#### [OBJECTIVE]
Will you write out the data exactly, excluding every picture?

___ DATA TO PROCESS ___

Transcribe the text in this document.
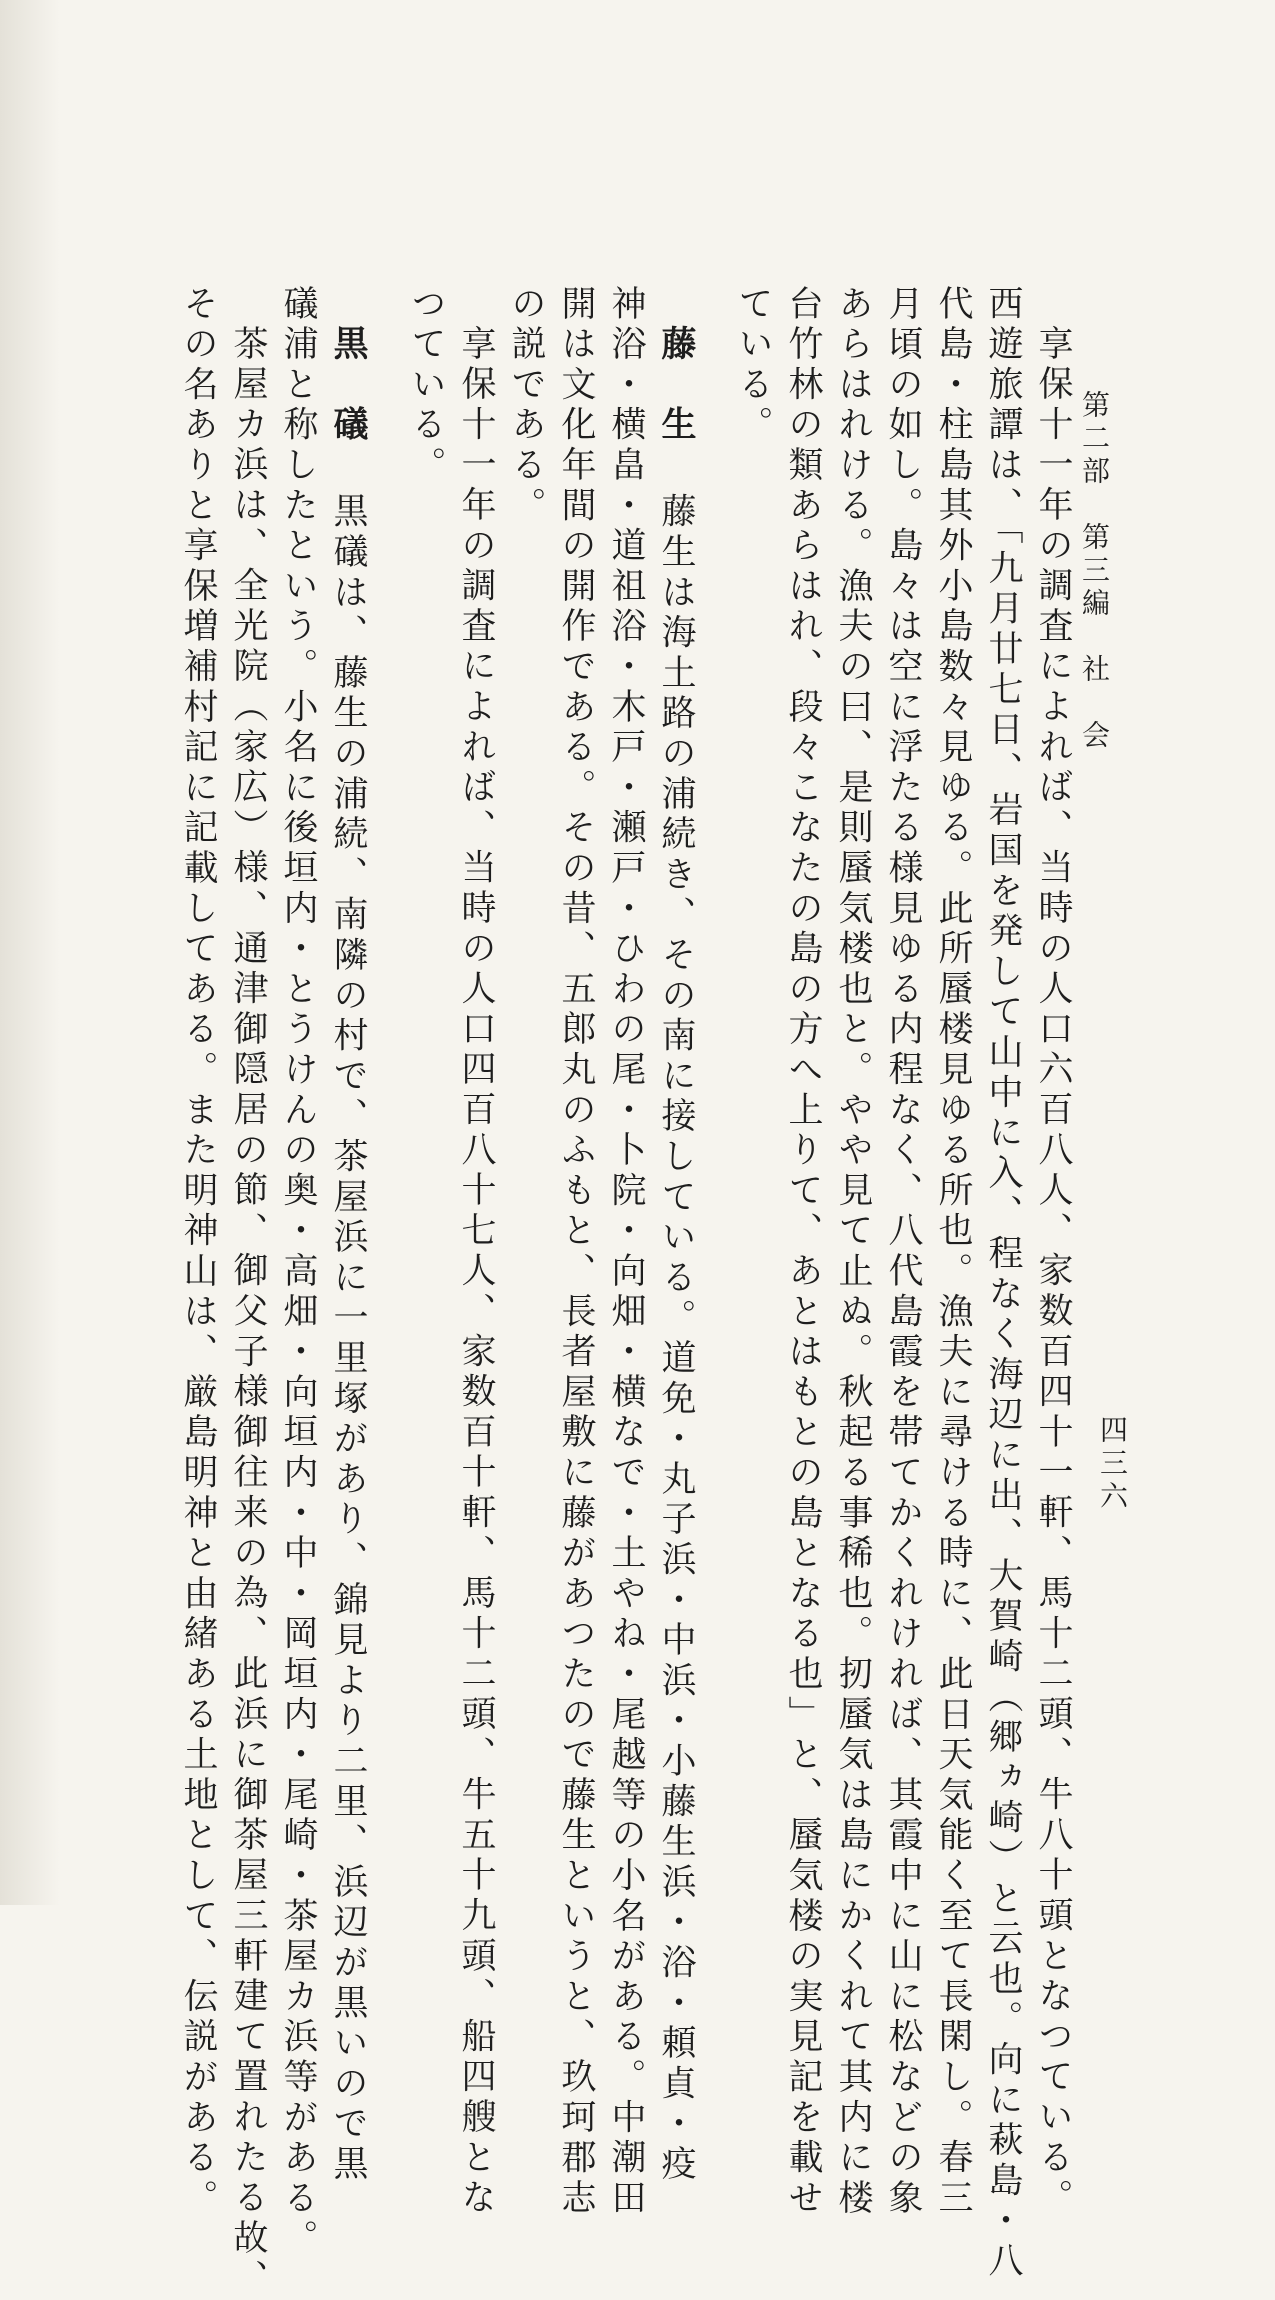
第二部　第三編　社　会
四三六
享保十一年の調査によれば、当時の人口六百八人、家数百四十一軒、馬十二頭、牛八十頭となつている。
西遊旅譚は、「九月廿七日、岩国を発して山中に入、程なく海辺に出、大賀崎（郷ヵ崎）と云也。向に萩島・八
代島・柱島其外小島数々見ゆる。此所蜃楼見ゆる所也。漁夫に尋ける時に、此日天気能く至て長閑し。春三
月頃の如し。島々は空に浮たる様見ゆる内程なく、八代島霞を帯てかくれければ、其霞中に山に松などの象
あらはれける。漁夫の曰、是則蜃気楼也と。やや見て止ぬ。秋起る事稀也。扨蜃気は島にかくれて其内に楼
台竹林の類あらはれ、段々こなたの島の方へ上りて、あとはもとの島となる也」と、蜃気楼の実見記を載せ
ている。
藤　生藤生は海土路の浦続き、その南に接している。道免・丸子浜・中浜・小藤生浜・浴・頼貞・疫
神浴・横畠・道祖浴・木戸・瀬戸・ひわの尾・卜院・向畑・横なで・土やね・尾越等の小名がある。中潮田
開は文化年間の開作である。その昔、五郎丸のふもと、長者屋敷に藤があつたので藤生というと、玖珂郡志
の説である。
享保十一年の調査によれば、当時の人口四百八十七人、家数百十軒、馬十二頭、牛五十九頭、船四艘とな
つている。
黒　礒黒礒は、藤生の浦続、南隣の村で、茶屋浜に一里塚があり、錦見より二里、浜辺が黒いので黒
礒浦と称したという。小名に後垣内・とうけんの奥・高畑・向垣内・中・岡垣内・尾崎・茶屋カ浜等がある。
茶屋カ浜は、全光院（家広）様、通津御隠居の節、御父子様御往来の為、此浜に御茶屋三軒建て置れたる故、
その名ありと享保増補村記に記載してある。また明神山は、厳島明神と由緒ある土地として、伝説がある。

___

#### [SOLUTION FOR THIS EXERCISE]
Transcribe the text in this document.
第二部　第三編　社　会
四三六
享保十一年の調査によれば、当時の人口六百八人、家数百四十一軒、馬十二頭、牛八十頭となつている。
西遊旅譚は、「九月廿七日、岩国を発して山中に入、程なく海辺に出、大賀崎（郷ヵ崎）と云也。向に萩島・八
代島・柱島其外小島数々見ゆる。此所蜃楼見ゆる所也。漁夫に尋ける時に、此日天気能く至て長閑し。春三
月頃の如し。島々は空に浮たる様見ゆる内程なく、八代島霞を帯てかくれければ、其霞中に山に松などの象
あらはれける。漁夫の曰、是則蜃気楼也と。やや見て止ぬ。秋起る事稀也。扨蜃気は島にかくれて其内に楼
台竹林の類あらはれ、段々こなたの島の方へ上りて、あとはもとの島となる也」と、蜃気楼の実見記を載せ
ている。
藤　生藤生は海土路の浦続き、その南に接している。道免・丸子浜・中浜・小藤生浜・浴・頼貞・疫
神浴・横畠・道祖浴・木戸・瀬戸・ひわの尾・卜院・向畑・横なで・土やね・尾越等の小名がある。中潮田
開は文化年間の開作である。その昔、五郎丸のふもと、長者屋敷に藤があつたので藤生というと、玖珂郡志
の説である。
享保十一年の調査によれば、当時の人口四百八十七人、家数百十軒、馬十二頭、牛五十九頭、船四艘とな
つている。
黒　礒黒礒は、藤生の浦続、南隣の村で、茶屋浜に一里塚があり、錦見より二里、浜辺が黒いので黒
礒浦と称したという。小名に後垣内・とうけんの奥・高畑・向垣内・中・岡垣内・尾崎・茶屋カ浜等がある。
茶屋カ浜は、全光院（家広）様、通津御隠居の節、御父子様御往来の為、此浜に御茶屋三軒建て置れたる故、
その名ありと享保増補村記に記載してある。また明神山は、厳島明神と由緒ある土地として、伝説がある。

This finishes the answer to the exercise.